** Description of the task **
Look through the data below. Collect every line where the word "lineage" occurs.

** Excerpted data **
● ● ● ●
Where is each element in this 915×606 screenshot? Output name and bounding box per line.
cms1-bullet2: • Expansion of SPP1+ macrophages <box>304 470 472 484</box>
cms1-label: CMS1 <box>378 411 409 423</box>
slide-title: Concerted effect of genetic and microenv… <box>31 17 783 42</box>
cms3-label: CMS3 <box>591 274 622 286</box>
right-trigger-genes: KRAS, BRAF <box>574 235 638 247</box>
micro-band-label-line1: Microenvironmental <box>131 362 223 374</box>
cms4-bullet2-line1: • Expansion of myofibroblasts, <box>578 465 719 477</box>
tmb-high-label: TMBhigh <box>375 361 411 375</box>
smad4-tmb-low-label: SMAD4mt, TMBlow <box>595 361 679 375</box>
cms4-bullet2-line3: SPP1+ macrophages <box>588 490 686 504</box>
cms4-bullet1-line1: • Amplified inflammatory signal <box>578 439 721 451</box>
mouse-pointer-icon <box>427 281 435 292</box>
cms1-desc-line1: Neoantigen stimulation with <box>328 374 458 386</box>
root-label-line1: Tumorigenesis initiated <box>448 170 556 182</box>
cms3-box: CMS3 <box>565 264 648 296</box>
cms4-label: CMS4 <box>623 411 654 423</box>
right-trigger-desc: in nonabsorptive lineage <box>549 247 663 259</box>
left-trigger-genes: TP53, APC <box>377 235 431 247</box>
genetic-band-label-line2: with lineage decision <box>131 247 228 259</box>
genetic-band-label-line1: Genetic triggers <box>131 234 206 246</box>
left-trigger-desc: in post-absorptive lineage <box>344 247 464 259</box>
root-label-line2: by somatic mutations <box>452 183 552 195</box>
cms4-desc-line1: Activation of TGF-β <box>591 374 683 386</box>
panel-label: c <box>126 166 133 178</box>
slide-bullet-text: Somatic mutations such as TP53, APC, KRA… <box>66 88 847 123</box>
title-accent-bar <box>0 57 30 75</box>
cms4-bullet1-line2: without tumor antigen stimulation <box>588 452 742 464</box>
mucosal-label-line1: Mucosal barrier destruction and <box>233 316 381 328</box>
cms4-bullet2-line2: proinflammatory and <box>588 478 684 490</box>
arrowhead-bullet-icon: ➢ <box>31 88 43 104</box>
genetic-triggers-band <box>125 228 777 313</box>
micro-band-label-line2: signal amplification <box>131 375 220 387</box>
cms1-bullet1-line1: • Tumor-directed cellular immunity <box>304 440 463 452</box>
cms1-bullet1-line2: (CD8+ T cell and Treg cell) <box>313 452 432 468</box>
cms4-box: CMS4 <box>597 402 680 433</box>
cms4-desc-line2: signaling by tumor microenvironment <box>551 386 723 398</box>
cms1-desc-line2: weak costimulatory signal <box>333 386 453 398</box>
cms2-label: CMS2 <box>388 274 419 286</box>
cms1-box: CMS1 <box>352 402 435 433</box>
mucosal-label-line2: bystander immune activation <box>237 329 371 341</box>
● ● ● ●
** Solution **
right-trigger-desc: in nonabsorptive lineage <box>549 247 663 259</box>
genetic-band-label-line2: with lineage decision <box>131 247 228 259</box>
left-trigger-desc: in post-absorptive lineage <box>344 247 464 259</box>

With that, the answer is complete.